== Selected extract
Question: Now if I assume a choice of a $G$-structure on the first bundle and a $G'$-structure on the second, is there a way to simplify this transformation rule so as to turn it into a functor? More precisely, suppose we have two objects $(E\overset{\pi}{\to}M,G\curvearrowright F,\mathcal{G})$ and $(E'\overset{\pi'}{\to}M',G'\curvearrowright F',\mathcal{G}')$, where $\mathcal{G}$ is a $G$-structure on $E$ and $\mathcal{G}'$ is a $G'$-structure on $E'$. Furthermore, choose a map $h:M\to M'$, a map $\psi:F\to F'$, and a homomorphism $\lambda:G\to G'$. Is there a way of defining a map $\tilde{h}:E\to E'$ so that it is a bundle morphism which, in some sense, respects the given structures?

Attempt 1: Given the data that I provided, it would seem that we should be able to express any "reasonable" bundle morphism as $$\hat{h}_{\alpha a}(p,f)=\lambda(\bar{g}_a(p))\psi(g_\alpha(p)f)$$ using some maps $g_\alpha,\bar{g}_a:U_{\alpha a}\to G$. The transformation law then becomes $$\psi(f)=\lambda(\bar{g}_b)t_{ba}'(h(p))\lambda(\bar{g}_a)^{-1}\psi\left((g_\beta t_{\beta\alpha}g_\alpha^{-1})^{-1}f\right),$$ where all of the omitted arguments are $p$. Now, this turns out to quickly fail: consider for example isomorphisms of bundles, in which case $h=\mathrm{id}_M$, $\psi=\mathrm{id}_F$ and $\lambda=\mathrm{id}_G$, and we can also take $\alpha=a,\beta=b$ and $\bar{g}_a=e$. Then we get $$t_{\beta\alpha}'=g_\beta t_{\beta\alpha}g_\alpha^{-1}.$$ This is indeed what bundle isomorphisms generally look like, but it doesn't let us make any inferences about what $g_\alpha$'s must be.
====
## What is asked
Write out the post on bundle maps word for word, from "Question: Now if" to "the given structures?". The material has nothing to do with this.
== Rows
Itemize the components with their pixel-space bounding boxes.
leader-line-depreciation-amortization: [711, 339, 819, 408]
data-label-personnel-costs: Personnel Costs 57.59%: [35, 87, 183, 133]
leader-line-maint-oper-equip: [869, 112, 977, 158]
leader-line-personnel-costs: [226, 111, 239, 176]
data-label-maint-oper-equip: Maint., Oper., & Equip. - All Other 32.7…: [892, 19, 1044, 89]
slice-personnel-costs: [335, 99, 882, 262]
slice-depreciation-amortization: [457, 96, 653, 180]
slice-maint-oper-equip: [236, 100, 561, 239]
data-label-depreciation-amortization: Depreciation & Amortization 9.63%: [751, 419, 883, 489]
====
== Rows
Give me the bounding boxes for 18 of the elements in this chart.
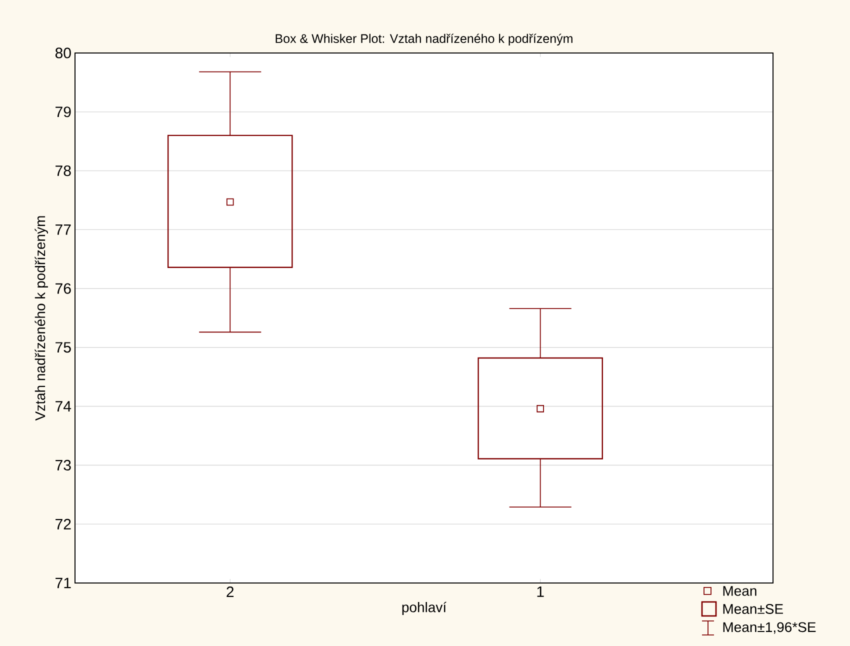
====
## Finished answer
Question: Now if I assume a choice of a $G$-structure on the first bundle and a $G'$-structure on the second, is there a way to simplify this transformation rule so as to turn it into a functor? More precisely, suppose we have two objects $(E\overset{\pi}{\to}M,G\curvearrowright F,\mathcal{G})$ and $(E'\overset{\pi'}{\to}M',G'\curvearrowright F',\mathcal{G}')$, where $\mathcal{G}$ is a $G$-structure on $E$ and $\mathcal{G}'$ is a $G'$-structure on $E'$. Furthermore, choose a map $h:M\to M'$, a map $\psi:F\to F'$, and a homomorphism $\lambda:G\to G'$. Is there a way of defining a map $\tilde{h}:E\to E'$ so that it is a bundle morphism which, in some sense, respects the given structures?